[The exercise] Show every line where "cows" occurs.

====== Information shown ======

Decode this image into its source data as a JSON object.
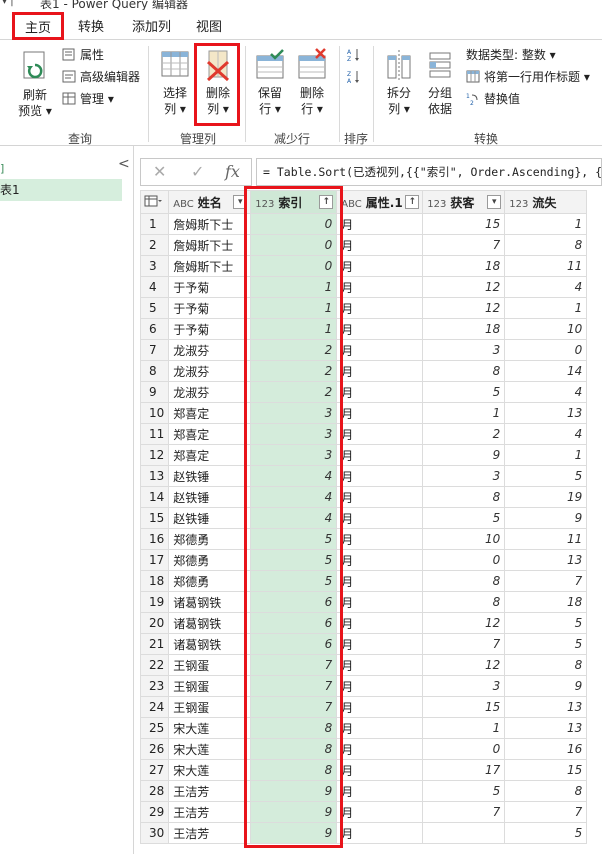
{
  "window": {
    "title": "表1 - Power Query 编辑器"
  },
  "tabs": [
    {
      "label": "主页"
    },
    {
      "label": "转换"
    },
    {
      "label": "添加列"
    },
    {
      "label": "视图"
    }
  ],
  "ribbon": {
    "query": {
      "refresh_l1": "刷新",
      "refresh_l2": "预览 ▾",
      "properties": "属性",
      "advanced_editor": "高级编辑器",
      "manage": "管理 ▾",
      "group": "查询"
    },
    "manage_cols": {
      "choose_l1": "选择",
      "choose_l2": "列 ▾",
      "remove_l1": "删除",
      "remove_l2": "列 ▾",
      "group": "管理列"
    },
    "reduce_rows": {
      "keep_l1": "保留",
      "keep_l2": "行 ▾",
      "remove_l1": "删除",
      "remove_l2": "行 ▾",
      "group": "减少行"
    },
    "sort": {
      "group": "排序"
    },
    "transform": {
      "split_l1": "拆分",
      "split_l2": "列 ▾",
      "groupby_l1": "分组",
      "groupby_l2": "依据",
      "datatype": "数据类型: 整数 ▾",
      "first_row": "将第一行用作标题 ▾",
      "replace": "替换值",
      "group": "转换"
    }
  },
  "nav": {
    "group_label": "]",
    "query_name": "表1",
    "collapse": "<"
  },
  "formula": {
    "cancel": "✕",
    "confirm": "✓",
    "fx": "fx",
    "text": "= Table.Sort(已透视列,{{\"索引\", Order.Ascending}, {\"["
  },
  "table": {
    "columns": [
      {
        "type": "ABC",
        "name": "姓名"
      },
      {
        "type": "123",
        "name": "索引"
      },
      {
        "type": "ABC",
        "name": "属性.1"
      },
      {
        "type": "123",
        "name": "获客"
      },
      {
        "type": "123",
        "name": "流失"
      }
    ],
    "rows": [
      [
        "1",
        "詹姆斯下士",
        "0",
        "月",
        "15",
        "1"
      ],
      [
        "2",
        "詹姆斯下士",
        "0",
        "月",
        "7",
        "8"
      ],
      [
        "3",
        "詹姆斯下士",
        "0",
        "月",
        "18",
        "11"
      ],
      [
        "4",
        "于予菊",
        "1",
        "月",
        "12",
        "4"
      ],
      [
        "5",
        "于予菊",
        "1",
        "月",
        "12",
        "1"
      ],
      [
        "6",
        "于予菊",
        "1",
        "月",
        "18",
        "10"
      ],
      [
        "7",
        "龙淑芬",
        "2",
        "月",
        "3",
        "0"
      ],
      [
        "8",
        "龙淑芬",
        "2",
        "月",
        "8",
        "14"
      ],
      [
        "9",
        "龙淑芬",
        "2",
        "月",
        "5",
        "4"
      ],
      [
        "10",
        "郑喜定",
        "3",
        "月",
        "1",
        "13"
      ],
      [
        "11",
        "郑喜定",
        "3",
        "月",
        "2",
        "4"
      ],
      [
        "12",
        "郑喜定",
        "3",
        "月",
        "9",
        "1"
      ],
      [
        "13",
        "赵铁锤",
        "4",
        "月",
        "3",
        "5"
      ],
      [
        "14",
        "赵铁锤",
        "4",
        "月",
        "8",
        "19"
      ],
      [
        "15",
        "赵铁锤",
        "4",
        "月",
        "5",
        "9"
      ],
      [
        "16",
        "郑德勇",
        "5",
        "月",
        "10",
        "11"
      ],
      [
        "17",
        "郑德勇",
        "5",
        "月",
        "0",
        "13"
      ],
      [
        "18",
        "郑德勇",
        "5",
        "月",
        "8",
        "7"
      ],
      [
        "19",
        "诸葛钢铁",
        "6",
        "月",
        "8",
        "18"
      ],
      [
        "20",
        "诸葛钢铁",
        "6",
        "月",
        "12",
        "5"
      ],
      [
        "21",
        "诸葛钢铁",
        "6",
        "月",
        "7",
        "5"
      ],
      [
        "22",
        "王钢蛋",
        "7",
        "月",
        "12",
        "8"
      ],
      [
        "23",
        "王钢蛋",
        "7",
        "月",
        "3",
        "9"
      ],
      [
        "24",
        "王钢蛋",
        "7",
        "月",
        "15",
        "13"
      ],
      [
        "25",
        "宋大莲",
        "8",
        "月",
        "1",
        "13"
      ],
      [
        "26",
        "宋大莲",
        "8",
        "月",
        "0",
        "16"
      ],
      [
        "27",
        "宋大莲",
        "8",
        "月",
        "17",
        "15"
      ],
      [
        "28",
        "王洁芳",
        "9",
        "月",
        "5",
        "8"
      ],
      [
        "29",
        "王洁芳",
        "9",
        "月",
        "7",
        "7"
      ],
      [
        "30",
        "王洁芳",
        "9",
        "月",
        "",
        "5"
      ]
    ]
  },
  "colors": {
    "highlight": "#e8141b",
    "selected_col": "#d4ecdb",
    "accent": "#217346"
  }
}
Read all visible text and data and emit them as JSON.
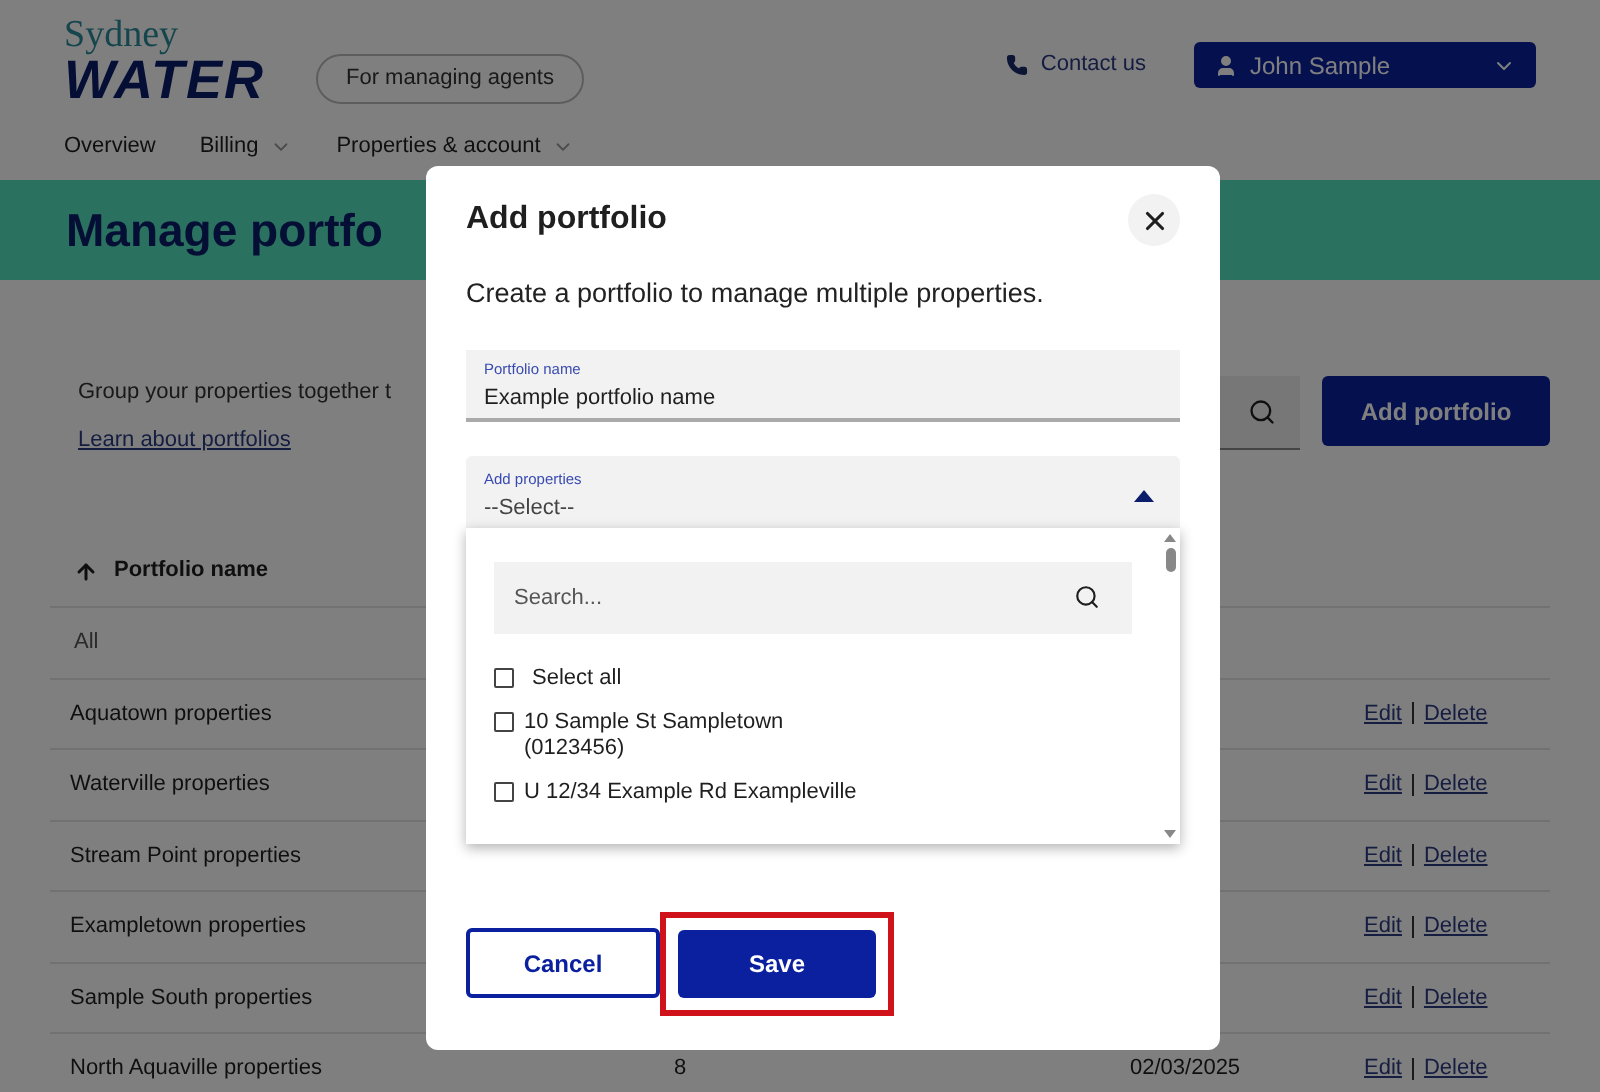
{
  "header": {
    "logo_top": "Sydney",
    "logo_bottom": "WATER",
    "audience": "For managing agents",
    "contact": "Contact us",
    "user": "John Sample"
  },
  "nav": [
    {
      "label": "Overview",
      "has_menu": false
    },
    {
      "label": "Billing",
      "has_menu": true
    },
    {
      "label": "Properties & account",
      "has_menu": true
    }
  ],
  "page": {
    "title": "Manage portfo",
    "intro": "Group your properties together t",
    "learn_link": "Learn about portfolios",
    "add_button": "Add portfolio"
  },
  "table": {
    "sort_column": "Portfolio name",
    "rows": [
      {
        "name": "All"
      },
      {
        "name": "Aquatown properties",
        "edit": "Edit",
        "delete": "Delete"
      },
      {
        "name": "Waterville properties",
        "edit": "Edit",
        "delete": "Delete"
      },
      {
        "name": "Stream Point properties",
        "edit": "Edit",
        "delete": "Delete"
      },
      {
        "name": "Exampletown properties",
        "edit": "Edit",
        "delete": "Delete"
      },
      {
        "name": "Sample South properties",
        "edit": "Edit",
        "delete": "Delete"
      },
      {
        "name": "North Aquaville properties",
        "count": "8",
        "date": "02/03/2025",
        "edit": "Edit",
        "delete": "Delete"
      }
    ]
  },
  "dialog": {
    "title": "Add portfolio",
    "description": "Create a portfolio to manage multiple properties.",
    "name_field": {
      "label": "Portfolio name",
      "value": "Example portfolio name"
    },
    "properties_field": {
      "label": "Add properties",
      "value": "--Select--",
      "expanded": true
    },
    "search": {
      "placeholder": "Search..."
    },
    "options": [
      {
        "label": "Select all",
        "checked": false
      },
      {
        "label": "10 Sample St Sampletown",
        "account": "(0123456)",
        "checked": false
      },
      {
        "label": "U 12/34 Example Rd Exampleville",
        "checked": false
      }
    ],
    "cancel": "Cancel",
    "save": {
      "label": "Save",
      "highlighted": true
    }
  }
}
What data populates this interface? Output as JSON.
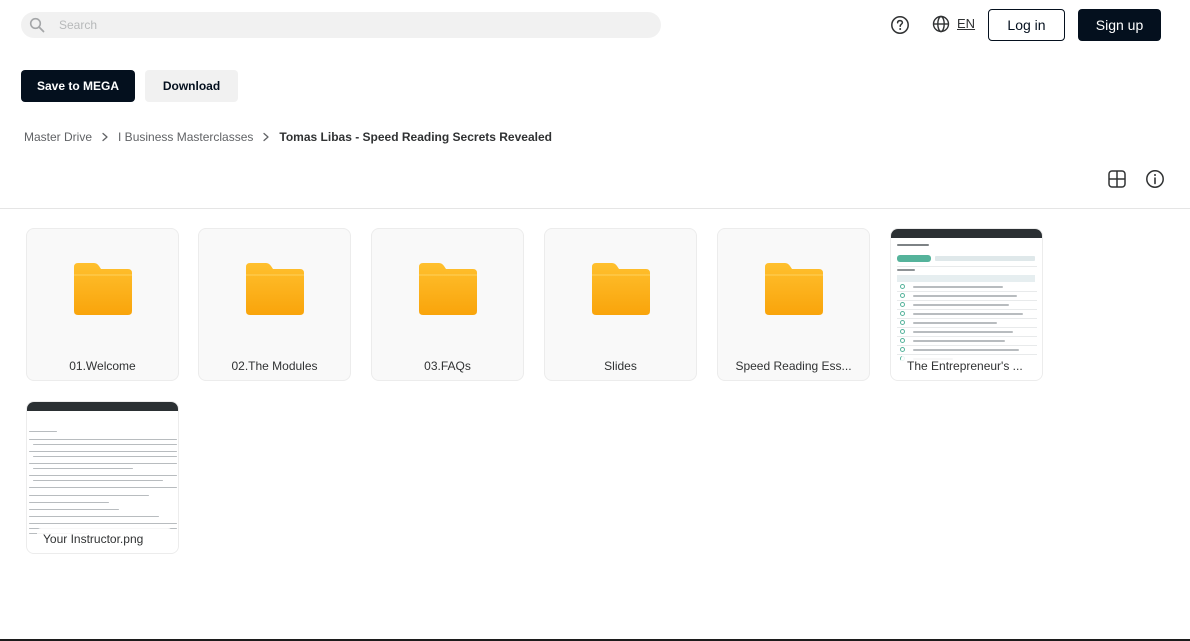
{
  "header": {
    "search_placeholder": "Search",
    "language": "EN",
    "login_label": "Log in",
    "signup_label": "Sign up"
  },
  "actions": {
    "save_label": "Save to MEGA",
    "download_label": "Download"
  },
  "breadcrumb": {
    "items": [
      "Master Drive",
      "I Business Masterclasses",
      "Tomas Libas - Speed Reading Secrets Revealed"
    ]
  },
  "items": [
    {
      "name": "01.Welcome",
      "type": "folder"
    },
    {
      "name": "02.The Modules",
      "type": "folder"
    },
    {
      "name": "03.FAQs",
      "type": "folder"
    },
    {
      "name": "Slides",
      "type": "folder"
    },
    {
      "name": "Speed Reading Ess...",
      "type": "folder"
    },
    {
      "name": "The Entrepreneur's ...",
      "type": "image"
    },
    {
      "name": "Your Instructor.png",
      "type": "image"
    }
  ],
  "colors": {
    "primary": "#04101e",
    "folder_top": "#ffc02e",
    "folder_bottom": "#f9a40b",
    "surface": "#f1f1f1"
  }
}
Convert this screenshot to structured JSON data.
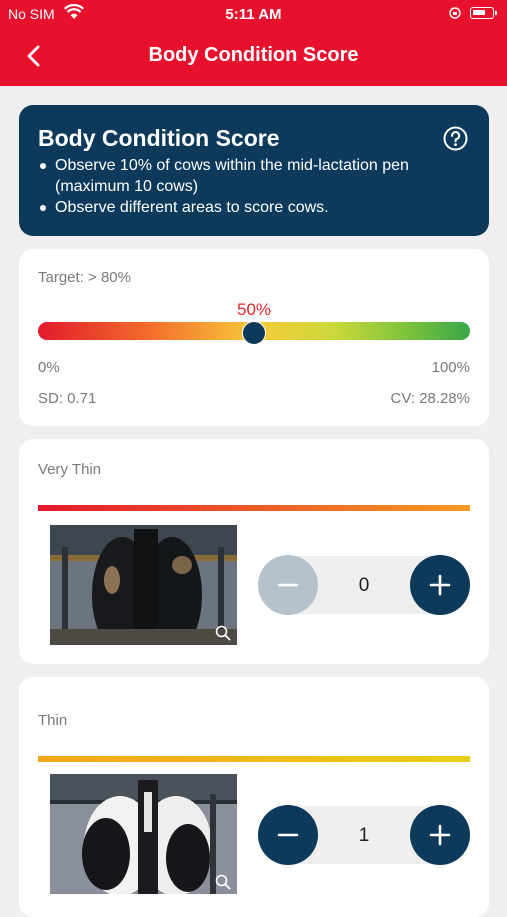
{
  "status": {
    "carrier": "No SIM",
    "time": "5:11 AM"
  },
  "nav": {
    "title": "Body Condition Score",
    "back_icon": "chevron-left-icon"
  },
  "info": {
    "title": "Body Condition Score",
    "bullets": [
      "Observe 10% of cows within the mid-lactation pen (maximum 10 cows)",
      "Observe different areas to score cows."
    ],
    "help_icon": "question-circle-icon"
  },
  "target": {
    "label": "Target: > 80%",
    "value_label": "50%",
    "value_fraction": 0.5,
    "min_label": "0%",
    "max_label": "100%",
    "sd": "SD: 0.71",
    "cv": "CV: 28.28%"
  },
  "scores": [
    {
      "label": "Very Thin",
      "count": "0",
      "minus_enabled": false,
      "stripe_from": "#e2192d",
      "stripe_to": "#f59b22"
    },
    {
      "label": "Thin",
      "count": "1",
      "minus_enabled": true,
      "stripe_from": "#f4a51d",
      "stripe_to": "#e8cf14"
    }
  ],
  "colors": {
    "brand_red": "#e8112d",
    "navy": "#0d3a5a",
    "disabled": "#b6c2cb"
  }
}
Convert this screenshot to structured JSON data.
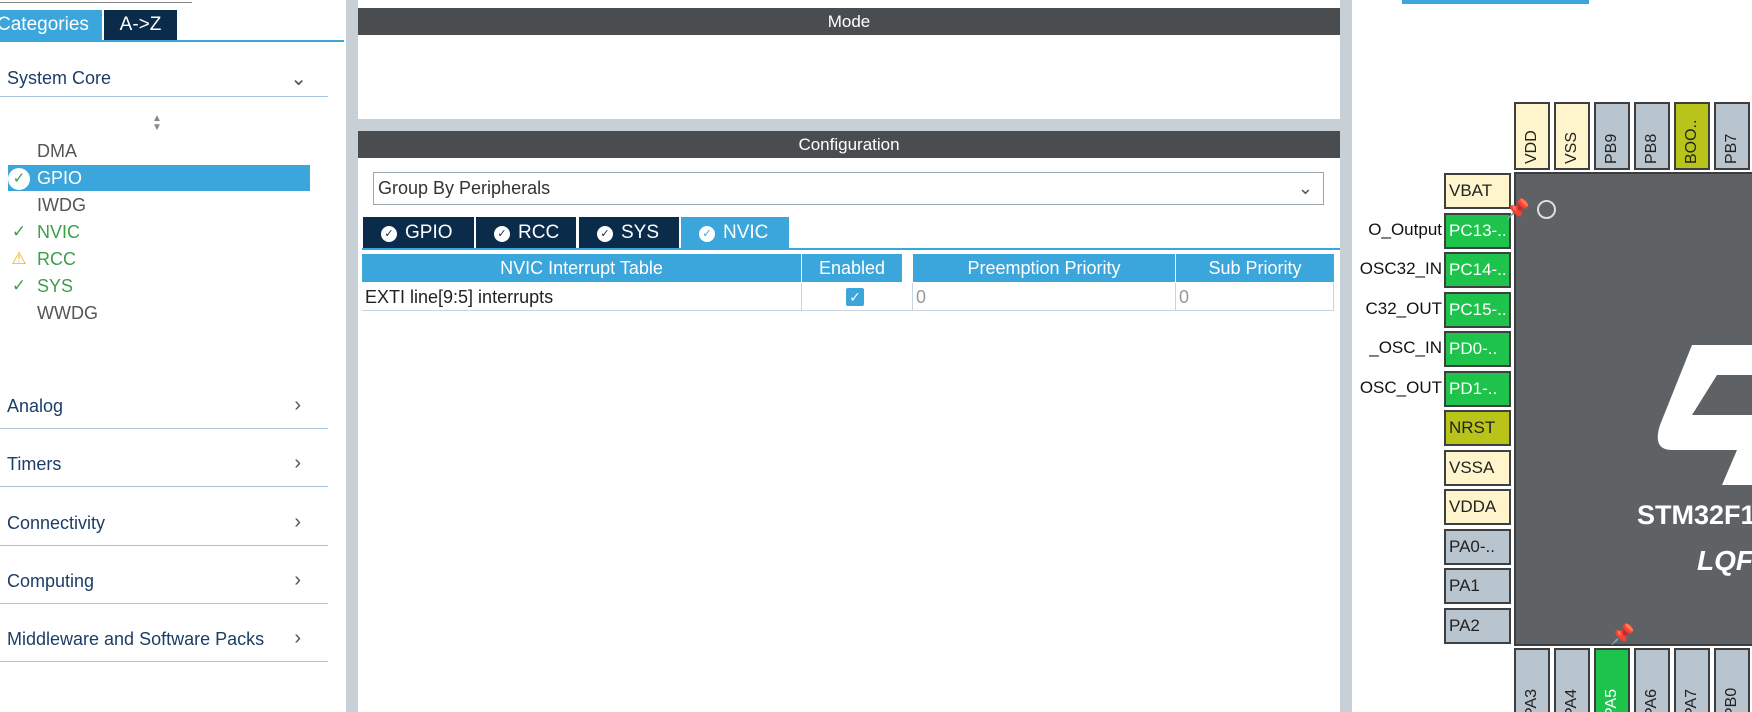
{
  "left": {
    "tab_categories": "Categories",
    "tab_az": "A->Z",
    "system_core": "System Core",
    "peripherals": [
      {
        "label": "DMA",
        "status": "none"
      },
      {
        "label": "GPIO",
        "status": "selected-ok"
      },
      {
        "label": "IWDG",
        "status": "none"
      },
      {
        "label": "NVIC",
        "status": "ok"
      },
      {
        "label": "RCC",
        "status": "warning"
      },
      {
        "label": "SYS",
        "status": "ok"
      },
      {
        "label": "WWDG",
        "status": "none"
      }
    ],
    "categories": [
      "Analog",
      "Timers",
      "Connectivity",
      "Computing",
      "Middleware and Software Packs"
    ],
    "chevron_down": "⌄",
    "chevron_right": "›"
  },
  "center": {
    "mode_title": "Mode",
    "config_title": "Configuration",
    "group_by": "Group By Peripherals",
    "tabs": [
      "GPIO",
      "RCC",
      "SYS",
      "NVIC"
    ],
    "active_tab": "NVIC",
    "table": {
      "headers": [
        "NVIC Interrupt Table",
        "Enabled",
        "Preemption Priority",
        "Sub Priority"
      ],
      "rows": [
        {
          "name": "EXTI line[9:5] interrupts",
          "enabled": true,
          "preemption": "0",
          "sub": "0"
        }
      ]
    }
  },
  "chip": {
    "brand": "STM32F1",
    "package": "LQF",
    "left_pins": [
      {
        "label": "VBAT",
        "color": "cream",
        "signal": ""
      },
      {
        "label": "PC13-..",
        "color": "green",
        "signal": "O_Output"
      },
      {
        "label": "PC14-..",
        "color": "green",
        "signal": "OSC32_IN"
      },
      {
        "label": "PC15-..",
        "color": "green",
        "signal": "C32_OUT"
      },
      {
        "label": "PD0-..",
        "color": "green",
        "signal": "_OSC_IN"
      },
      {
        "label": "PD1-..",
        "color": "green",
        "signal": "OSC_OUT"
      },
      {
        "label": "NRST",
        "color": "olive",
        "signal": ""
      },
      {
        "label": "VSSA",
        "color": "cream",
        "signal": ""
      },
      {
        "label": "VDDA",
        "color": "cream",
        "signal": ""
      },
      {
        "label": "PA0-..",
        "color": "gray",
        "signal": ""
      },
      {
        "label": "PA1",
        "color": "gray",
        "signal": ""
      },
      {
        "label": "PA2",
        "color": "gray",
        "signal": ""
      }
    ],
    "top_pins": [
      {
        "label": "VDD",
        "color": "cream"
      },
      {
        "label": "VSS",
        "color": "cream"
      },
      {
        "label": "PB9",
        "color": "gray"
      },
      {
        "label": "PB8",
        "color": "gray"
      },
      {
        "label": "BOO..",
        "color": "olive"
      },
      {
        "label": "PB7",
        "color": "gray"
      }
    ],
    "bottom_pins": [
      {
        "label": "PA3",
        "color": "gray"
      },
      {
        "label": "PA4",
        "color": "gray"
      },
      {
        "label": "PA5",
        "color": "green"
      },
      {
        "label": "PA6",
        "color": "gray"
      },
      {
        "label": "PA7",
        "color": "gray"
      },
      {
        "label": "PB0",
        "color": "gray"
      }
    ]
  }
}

======

[Result below]
      "Observe 10% of cows within the mid-lactation pen (maximum 10 cows)",
      "Observe different areas to score cows."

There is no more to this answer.